--- start ---

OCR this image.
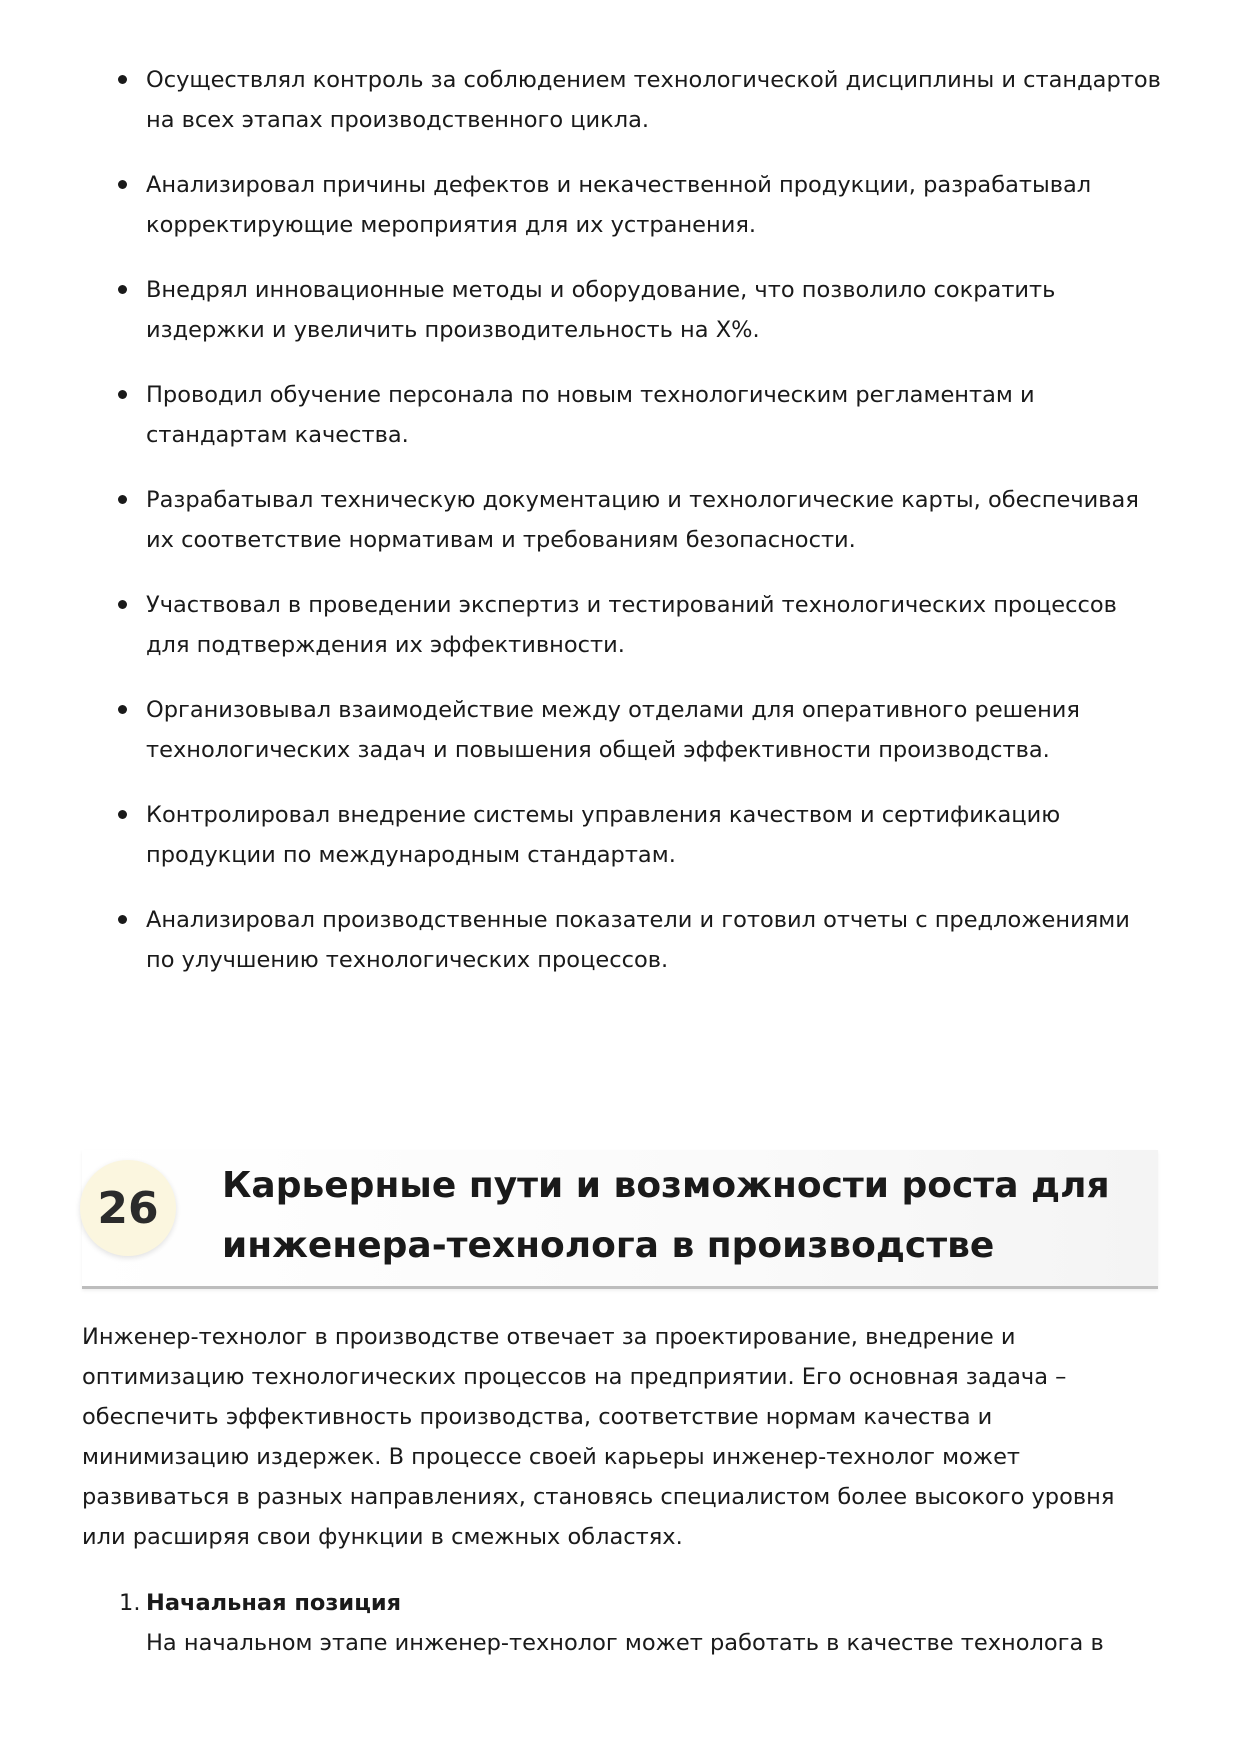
Осуществлял контроль за соблюдением технологической дисциплины и стандартов на всех этапах производственного цикла.
Анализировал причины дефектов и некачественной продукции, разрабатывал корректирующие мероприятия для их устранения.
Внедрял инновационные методы и оборудование, что позволило сократить издержки и увеличить производительность на X%.
Проводил обучение персонала по новым технологическим регламентам и стандартам качества.
Разрабатывал техническую документацию и технологические карты, обеспечивая их соответствие нормативам и требованиям безопасности.
Участвовал в проведении экспертиз и тестирований технологических процессов для подтверждения их эффективности.
Организовывал взаимодействие между отделами для оперативного решения технологических задач и повышения общей эффективности производства.
Контролировал внедрение системы управления качеством и сертификацию продукции по международным стандартам.
Анализировал производственные показатели и готовил отчеты с предложениями по улучшению технологических процессов.
26	Карьерные пути и возможности роста для
инженера-технолога в производстве

Инженер-технолог в производстве отвечает за проектирование, внедрение и оптимизацию технологических процессов на предприятии. Его основная задача – обеспечить эффективность производства, соответствие нормам качества и минимизацию издержек. В процессе своей карьеры инженер-технолог может развиваться в разных направлениях, становясь специалистом более высокого уровня или расширяя свои функции в смежных областях.

1. Начальная позиция
На начальном этапе инженер-технолог может работать в качестве технолога в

--- end ---

_TASK DETAILS_.
Say how many lines in the entries contain the string "процессов", and say nothing else.

_RESPONSE_.
3